(Dataset rows about figures)
────────────────────────────────────────

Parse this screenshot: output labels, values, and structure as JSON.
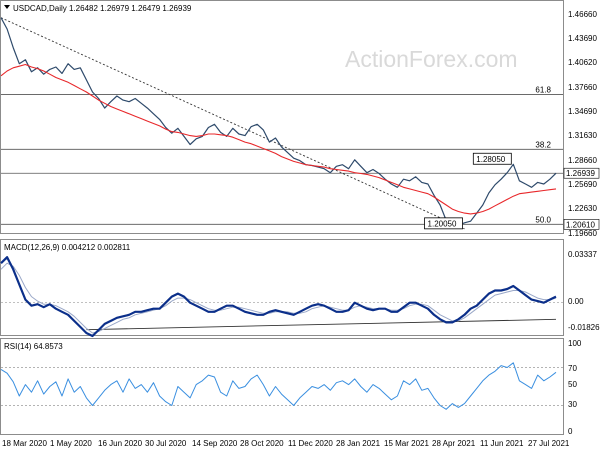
{
  "header": {
    "symbol_text": "USDCAD,Daily  1.26482 1.26979 1.26479 1.26939",
    "watermark": "ActionForex.com"
  },
  "chart_data": [
    {
      "type": "line",
      "title": "USDCAD,Daily  1.26482 1.26979 1.26479 1.26939",
      "series": [
        {
          "name": "price",
          "values": [
            1.462,
            1.448,
            1.425,
            1.405,
            1.41,
            1.395,
            1.4,
            1.392,
            1.398,
            1.401,
            1.393,
            1.405,
            1.398,
            1.4,
            1.385,
            1.37,
            1.362,
            1.35,
            1.358,
            1.365,
            1.36,
            1.358,
            1.362,
            1.356,
            1.35,
            1.343,
            1.336,
            1.326,
            1.319,
            1.325,
            1.315,
            1.305,
            1.312,
            1.315,
            1.326,
            1.33,
            1.32,
            1.315,
            1.325,
            1.318,
            1.316,
            1.327,
            1.33,
            1.323,
            1.308,
            1.313,
            1.302,
            1.295,
            1.288,
            1.285,
            1.28,
            1.279,
            1.277,
            1.275,
            1.27,
            1.278,
            1.28,
            1.275,
            1.286,
            1.278,
            1.27,
            1.274,
            1.269,
            1.262,
            1.256,
            1.252,
            1.262,
            1.26,
            1.265,
            1.258,
            1.256,
            1.242,
            1.23,
            1.211,
            1.208,
            1.205,
            1.208,
            1.21,
            1.22,
            1.23,
            1.245,
            1.255,
            1.262,
            1.27,
            1.2805,
            1.26,
            1.256,
            1.252,
            1.258,
            1.256,
            1.262,
            1.2694
          ]
        },
        {
          "name": "sma",
          "values": [
            1.39,
            1.396,
            1.4,
            1.402,
            1.404,
            1.401,
            1.399,
            1.396,
            1.392,
            1.388,
            1.385,
            1.382,
            1.378,
            1.374,
            1.37,
            1.365,
            1.36,
            1.356,
            1.352,
            1.349,
            1.346,
            1.343,
            1.34,
            1.337,
            1.334,
            1.331,
            1.328,
            1.324,
            1.321,
            1.32,
            1.318,
            1.316,
            1.315,
            1.316,
            1.318,
            1.318,
            1.317,
            1.316,
            1.314,
            1.311,
            1.308,
            1.306,
            1.303,
            1.3,
            1.297,
            1.294,
            1.29,
            1.287,
            1.284,
            1.282,
            1.28,
            1.279,
            1.278,
            1.277,
            1.275,
            1.274,
            1.273,
            1.272,
            1.27,
            1.269,
            1.268,
            1.266,
            1.264,
            1.261,
            1.258,
            1.255,
            1.252,
            1.25,
            1.248,
            1.246,
            1.244,
            1.24,
            1.235,
            1.23,
            1.225,
            1.222,
            1.22,
            1.219,
            1.22,
            1.222,
            1.225,
            1.229,
            1.233,
            1.237,
            1.241,
            1.244,
            1.245,
            1.246,
            1.247,
            1.248,
            1.249,
            1.25
          ]
        }
      ],
      "trendline": [
        {
          "x": 0,
          "y": 1.462
        },
        {
          "x": 76,
          "y": 1.2005
        }
      ],
      "hlines": [
        {
          "label": "61.8",
          "value": 1.367
        },
        {
          "label": "38.2",
          "value": 1.299
        },
        {
          "label": "",
          "value": 1.2694
        },
        {
          "label": "50.0",
          "value": 1.2061
        }
      ],
      "callouts": [
        {
          "label": "1.28050",
          "x": 84,
          "value": 1.2805
        },
        {
          "label": "1.20050",
          "x": 76,
          "value": 1.2005
        }
      ],
      "y_ticks": [
        "1.46660",
        "1.43690",
        "1.40620",
        "1.37660",
        "1.34690",
        "1.31630",
        "1.28660",
        "1.25690",
        "1.22630",
        "1.19660"
      ],
      "price_labels": [
        "1.26939",
        "1.20610"
      ],
      "ylim": [
        1.1966,
        1.4666
      ]
    },
    {
      "type": "line",
      "title": "MACD(12,26,9) 0.004212 0.002811",
      "series": [
        {
          "name": "macd",
          "values": [
            0.026,
            0.03,
            0.022,
            0.012,
            0.002,
            -0.002,
            -0.001,
            -0.003,
            -0.001,
            -0.004,
            -0.006,
            -0.008,
            -0.012,
            -0.016,
            -0.02,
            -0.022,
            -0.018,
            -0.014,
            -0.012,
            -0.01,
            -0.009,
            -0.008,
            -0.006,
            -0.006,
            -0.005,
            -0.004,
            -0.004,
            0.0,
            0.004,
            0.006,
            0.004,
            0.0,
            -0.002,
            -0.004,
            -0.006,
            -0.006,
            -0.004,
            -0.002,
            -0.002,
            -0.004,
            -0.006,
            -0.007,
            -0.008,
            -0.008,
            -0.006,
            -0.005,
            -0.006,
            -0.007,
            -0.008,
            -0.006,
            -0.004,
            -0.002,
            -0.001,
            -0.002,
            -0.004,
            -0.006,
            -0.006,
            -0.005,
            0.0,
            -0.002,
            -0.004,
            -0.005,
            -0.004,
            -0.004,
            -0.006,
            -0.006,
            -0.003,
            0.0,
            0.0,
            -0.002,
            -0.004,
            -0.008,
            -0.011,
            -0.013,
            -0.013,
            -0.011,
            -0.008,
            -0.004,
            -0.002,
            0.002,
            0.006,
            0.008,
            0.008,
            0.009,
            0.011,
            0.008,
            0.005,
            0.002,
            0.001,
            0.0,
            0.002,
            0.004
          ]
        },
        {
          "name": "signal",
          "values": [
            0.022,
            0.026,
            0.024,
            0.018,
            0.01,
            0.004,
            0.001,
            -0.001,
            -0.001,
            -0.002,
            -0.004,
            -0.006,
            -0.009,
            -0.013,
            -0.017,
            -0.02,
            -0.019,
            -0.017,
            -0.015,
            -0.013,
            -0.011,
            -0.01,
            -0.008,
            -0.007,
            -0.006,
            -0.005,
            -0.004,
            -0.002,
            0.001,
            0.003,
            0.003,
            0.002,
            0.0,
            -0.002,
            -0.004,
            -0.005,
            -0.005,
            -0.004,
            -0.003,
            -0.003,
            -0.004,
            -0.005,
            -0.006,
            -0.007,
            -0.007,
            -0.006,
            -0.006,
            -0.006,
            -0.007,
            -0.007,
            -0.006,
            -0.004,
            -0.003,
            -0.002,
            -0.003,
            -0.004,
            -0.005,
            -0.005,
            -0.003,
            -0.002,
            -0.003,
            -0.004,
            -0.004,
            -0.004,
            -0.005,
            -0.005,
            -0.004,
            -0.002,
            -0.001,
            -0.001,
            -0.002,
            -0.005,
            -0.008,
            -0.01,
            -0.012,
            -0.012,
            -0.01,
            -0.007,
            -0.004,
            -0.001,
            0.002,
            0.005,
            0.006,
            0.007,
            0.008,
            0.008,
            0.007,
            0.005,
            0.003,
            0.002,
            0.002,
            0.003
          ]
        }
      ],
      "trendline": [
        {
          "x": 14,
          "y": -0.0178
        },
        {
          "x": 91,
          "y": -0.011
        }
      ],
      "y_ticks": [
        "0.03337",
        "0.00",
        "-0.018262"
      ],
      "ylim": [
        -0.02,
        0.0334
      ]
    },
    {
      "type": "line",
      "title": "RSI(14) 64.8573",
      "series": [
        {
          "name": "rsi",
          "values": [
            68,
            64,
            55,
            40,
            52,
            44,
            56,
            42,
            50,
            55,
            40,
            58,
            44,
            50,
            38,
            30,
            38,
            46,
            52,
            56,
            44,
            58,
            48,
            52,
            44,
            54,
            40,
            34,
            30,
            50,
            44,
            38,
            52,
            56,
            62,
            60,
            44,
            40,
            56,
            48,
            50,
            58,
            62,
            52,
            40,
            50,
            42,
            36,
            30,
            38,
            44,
            50,
            48,
            52,
            46,
            54,
            56,
            52,
            58,
            50,
            44,
            52,
            48,
            42,
            36,
            40,
            56,
            52,
            58,
            46,
            48,
            38,
            30,
            26,
            32,
            28,
            32,
            40,
            48,
            56,
            62,
            66,
            72,
            70,
            75,
            56,
            52,
            48,
            62,
            56,
            60,
            65
          ]
        }
      ],
      "y_ticks": [
        "100",
        "70",
        "50",
        "30",
        "0"
      ],
      "ylim": [
        0,
        100
      ]
    }
  ],
  "x_axis": {
    "ticks": [
      "18 Mar 2020",
      "1 May 2020",
      "16 Jun 2020",
      "30 Jul 2020",
      "14 Sep 2020",
      "28 Oct 2020",
      "11 Dec 2020",
      "28 Jan 2021",
      "15 Mar 2021",
      "28 Apr 2021",
      "11 Jun 2021",
      "27 Jul 2021"
    ]
  },
  "colors": {
    "price": "#2e4a6b",
    "sma": "#e8282b",
    "macd": "#0b2f8a",
    "macd_signal": "#9aa8c8",
    "rsi": "#3a8fe0",
    "grid": "#cfcfcf",
    "dash": "#9a9a9a"
  }
}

────────────────────────────────────────

▸ **Task prompt**: Each line that holds the word "title" should be extracted from the records.

▸ **Output for this task**:
      "title": "USDCAD,Daily  1.26482 1.26979 1.26479 1.26939",
      "title": "MACD(12,26,9) 0.004212 0.002811",
      "title": "RSI(14) 64.8573",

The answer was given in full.